Check each line of the records below for the word "SEZIONE" and copy those where it appears.

Entries taken from a collection
━━━━━━━━━━━━━━━━

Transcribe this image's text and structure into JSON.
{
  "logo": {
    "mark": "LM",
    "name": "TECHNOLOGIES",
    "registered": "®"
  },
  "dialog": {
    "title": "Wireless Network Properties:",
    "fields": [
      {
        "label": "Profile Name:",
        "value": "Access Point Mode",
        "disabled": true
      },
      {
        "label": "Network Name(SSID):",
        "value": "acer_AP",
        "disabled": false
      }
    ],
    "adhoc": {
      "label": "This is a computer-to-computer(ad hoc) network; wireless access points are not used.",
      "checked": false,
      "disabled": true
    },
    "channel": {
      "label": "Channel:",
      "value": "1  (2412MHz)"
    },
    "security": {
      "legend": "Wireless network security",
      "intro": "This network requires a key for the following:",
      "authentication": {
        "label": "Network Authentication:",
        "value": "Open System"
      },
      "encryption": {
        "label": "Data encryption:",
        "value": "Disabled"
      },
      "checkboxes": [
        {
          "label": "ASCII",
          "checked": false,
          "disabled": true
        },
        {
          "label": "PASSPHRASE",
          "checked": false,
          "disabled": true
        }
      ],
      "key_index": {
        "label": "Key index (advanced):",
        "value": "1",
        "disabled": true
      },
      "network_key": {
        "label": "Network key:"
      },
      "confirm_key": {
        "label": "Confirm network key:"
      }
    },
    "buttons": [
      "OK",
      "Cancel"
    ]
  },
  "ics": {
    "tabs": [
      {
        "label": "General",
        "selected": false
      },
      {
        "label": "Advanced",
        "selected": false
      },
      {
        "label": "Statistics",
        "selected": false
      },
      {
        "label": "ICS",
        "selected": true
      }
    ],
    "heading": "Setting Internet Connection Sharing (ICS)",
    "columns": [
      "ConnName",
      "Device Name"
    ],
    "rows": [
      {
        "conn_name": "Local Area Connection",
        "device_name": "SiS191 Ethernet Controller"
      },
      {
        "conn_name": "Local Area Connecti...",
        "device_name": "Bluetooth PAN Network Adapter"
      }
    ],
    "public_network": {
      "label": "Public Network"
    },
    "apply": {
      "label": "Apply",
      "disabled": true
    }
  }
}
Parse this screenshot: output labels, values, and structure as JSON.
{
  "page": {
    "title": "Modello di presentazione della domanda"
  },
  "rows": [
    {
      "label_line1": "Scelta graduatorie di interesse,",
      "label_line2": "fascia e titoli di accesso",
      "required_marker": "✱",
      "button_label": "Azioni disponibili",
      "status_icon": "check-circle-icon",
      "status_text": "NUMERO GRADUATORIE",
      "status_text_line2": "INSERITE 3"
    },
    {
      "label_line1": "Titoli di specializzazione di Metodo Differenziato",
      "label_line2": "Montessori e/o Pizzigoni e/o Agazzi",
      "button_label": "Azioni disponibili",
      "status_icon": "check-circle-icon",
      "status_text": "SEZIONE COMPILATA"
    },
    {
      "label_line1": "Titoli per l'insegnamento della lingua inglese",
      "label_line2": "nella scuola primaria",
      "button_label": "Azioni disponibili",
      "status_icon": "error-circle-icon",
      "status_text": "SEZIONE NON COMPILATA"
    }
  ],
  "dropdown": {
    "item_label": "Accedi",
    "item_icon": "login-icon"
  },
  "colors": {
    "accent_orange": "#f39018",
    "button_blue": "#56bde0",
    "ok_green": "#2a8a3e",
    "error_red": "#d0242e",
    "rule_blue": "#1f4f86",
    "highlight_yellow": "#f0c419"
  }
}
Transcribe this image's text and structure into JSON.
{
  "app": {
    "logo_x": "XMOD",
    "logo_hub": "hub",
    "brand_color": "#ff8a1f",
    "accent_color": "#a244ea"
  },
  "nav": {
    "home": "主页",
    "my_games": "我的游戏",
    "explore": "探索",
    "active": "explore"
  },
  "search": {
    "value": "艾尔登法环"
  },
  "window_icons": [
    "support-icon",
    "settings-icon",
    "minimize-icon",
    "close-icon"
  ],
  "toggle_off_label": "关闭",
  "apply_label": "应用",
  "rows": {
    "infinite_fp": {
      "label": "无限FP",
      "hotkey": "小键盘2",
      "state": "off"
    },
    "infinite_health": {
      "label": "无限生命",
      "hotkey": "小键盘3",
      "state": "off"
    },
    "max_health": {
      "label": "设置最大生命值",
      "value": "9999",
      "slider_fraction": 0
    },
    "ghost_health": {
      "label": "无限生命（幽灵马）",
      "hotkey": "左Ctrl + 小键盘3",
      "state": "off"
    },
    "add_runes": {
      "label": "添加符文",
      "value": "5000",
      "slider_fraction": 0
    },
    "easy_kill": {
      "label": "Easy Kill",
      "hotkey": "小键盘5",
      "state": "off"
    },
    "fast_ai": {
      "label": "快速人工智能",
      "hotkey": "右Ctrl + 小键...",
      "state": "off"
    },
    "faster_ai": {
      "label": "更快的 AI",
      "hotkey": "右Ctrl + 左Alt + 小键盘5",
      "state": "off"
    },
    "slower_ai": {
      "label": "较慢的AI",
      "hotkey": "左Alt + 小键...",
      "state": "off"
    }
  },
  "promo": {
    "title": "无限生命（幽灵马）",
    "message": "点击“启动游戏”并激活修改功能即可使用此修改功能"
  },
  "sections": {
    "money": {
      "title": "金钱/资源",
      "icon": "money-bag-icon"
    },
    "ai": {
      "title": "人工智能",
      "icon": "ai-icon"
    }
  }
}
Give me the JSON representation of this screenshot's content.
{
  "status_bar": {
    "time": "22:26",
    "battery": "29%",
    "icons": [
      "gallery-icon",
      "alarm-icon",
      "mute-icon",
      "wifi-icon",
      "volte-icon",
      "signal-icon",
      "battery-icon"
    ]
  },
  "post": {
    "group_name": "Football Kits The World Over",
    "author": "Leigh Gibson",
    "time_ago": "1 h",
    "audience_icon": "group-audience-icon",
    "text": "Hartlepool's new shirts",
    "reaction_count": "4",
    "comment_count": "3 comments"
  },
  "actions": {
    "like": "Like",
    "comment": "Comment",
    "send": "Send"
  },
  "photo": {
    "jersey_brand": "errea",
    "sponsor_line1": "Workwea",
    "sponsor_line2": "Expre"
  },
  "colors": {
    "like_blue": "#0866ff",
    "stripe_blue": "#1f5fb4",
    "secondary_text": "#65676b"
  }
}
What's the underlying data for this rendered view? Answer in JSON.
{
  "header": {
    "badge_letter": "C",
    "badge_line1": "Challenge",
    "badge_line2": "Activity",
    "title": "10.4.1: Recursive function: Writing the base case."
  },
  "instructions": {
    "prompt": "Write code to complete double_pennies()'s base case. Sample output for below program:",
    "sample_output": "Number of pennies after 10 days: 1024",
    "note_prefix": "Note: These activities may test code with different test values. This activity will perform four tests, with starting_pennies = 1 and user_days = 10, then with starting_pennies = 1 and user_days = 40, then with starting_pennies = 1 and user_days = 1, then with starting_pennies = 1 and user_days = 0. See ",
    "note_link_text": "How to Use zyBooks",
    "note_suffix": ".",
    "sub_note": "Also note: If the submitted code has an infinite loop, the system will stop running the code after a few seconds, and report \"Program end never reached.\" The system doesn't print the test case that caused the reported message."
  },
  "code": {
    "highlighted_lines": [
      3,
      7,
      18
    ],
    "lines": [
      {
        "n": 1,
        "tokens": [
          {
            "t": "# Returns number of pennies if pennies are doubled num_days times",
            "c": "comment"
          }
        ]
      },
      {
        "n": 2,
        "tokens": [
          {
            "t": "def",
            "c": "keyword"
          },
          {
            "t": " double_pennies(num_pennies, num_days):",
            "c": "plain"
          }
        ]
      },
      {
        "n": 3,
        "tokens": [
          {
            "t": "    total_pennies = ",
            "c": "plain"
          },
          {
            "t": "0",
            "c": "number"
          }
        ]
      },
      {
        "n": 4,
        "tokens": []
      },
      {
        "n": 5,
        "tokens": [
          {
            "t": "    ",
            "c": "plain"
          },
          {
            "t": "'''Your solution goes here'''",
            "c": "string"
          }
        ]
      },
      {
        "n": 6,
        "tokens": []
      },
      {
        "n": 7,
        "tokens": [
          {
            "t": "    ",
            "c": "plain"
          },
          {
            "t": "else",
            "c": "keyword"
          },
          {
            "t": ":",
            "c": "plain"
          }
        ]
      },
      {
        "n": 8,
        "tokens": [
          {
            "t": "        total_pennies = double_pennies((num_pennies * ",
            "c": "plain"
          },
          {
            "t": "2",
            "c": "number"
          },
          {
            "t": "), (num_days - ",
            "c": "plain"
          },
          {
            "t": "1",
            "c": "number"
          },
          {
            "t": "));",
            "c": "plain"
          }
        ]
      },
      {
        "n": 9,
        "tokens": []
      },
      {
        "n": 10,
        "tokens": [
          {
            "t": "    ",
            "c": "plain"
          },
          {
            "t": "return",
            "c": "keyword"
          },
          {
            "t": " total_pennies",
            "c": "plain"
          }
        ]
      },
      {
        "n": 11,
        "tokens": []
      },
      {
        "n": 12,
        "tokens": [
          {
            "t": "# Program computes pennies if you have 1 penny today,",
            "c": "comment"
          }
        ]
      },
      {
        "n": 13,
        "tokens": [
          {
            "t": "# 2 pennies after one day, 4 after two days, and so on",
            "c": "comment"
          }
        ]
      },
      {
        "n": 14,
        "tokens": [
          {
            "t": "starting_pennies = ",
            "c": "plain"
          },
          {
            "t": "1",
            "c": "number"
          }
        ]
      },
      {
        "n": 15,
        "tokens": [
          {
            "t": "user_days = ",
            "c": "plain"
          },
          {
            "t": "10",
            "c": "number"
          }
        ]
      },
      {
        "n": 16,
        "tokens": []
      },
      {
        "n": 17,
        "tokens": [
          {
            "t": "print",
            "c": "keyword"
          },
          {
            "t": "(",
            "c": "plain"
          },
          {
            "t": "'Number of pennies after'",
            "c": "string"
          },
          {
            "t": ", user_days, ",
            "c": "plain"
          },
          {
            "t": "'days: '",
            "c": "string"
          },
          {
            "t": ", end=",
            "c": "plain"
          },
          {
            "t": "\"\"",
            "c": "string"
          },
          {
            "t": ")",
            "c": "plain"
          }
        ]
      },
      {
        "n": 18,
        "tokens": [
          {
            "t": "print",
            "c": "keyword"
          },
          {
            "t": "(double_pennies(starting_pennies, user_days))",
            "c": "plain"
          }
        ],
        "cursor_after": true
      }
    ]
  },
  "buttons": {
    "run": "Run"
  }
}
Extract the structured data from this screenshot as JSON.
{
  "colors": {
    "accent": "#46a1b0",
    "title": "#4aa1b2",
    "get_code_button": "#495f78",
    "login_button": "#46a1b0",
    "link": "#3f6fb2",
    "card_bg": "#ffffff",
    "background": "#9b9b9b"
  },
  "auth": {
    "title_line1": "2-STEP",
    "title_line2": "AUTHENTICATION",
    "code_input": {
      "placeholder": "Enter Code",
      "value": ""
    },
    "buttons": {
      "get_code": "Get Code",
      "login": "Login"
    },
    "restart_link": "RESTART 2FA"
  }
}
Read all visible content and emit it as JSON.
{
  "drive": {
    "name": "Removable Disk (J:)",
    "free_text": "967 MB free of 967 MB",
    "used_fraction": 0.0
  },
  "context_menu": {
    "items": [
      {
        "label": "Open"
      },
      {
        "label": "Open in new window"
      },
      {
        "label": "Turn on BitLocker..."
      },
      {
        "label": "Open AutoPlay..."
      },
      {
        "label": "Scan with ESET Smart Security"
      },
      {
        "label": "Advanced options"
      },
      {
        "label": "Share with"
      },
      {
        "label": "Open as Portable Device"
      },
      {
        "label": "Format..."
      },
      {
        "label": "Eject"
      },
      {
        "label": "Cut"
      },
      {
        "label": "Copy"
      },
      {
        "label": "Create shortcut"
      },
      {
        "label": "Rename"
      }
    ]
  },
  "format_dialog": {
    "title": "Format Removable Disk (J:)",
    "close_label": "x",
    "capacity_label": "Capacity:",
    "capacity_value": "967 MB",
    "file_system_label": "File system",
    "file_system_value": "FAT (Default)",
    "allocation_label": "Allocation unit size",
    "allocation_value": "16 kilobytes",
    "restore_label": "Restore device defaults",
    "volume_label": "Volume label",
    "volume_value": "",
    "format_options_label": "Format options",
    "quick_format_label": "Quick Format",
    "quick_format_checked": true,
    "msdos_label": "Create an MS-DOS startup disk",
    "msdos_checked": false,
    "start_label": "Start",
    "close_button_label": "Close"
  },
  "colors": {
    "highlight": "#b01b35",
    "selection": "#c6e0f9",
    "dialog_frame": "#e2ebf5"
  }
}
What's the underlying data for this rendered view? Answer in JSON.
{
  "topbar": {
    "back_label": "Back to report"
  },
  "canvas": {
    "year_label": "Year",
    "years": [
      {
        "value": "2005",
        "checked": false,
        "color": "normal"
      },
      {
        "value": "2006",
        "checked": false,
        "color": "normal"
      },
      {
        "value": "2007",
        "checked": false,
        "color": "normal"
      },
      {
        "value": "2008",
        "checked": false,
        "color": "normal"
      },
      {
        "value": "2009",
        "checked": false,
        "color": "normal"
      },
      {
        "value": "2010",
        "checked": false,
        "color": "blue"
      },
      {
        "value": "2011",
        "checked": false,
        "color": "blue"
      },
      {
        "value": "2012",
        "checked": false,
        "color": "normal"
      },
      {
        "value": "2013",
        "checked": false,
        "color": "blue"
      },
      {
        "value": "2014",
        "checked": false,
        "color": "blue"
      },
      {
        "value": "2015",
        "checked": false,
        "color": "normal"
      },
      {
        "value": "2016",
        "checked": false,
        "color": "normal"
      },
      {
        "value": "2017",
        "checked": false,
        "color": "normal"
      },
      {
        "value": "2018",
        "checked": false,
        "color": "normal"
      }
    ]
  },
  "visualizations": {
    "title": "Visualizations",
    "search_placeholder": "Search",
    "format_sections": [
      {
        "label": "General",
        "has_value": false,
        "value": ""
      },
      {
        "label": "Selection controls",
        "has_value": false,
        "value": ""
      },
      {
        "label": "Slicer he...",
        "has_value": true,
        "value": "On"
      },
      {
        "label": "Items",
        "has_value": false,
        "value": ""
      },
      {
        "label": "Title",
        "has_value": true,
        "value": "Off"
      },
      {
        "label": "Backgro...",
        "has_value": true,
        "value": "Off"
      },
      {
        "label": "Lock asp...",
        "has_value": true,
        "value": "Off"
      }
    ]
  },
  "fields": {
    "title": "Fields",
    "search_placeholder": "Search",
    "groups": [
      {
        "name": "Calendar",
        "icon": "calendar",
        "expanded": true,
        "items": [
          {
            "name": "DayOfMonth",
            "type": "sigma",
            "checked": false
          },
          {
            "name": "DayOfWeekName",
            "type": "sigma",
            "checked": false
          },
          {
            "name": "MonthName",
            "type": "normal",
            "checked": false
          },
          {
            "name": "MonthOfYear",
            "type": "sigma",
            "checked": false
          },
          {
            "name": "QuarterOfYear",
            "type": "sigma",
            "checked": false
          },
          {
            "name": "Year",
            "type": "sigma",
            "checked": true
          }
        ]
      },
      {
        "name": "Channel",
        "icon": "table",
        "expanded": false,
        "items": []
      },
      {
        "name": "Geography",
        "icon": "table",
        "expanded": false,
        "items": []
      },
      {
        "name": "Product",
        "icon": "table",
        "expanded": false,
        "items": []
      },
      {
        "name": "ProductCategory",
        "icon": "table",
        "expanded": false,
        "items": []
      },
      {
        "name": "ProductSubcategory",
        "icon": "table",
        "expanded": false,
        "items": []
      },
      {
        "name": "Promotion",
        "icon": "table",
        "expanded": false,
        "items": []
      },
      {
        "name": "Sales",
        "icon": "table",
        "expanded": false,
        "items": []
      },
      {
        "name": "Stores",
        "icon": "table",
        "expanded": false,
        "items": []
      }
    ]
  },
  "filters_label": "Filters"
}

━━━━━━━━━━━━━━━━

SOLUTION>
      "status_text": "SEZIONE COMPILATA"
      "status_text": "SEZIONE NON COMPILATA"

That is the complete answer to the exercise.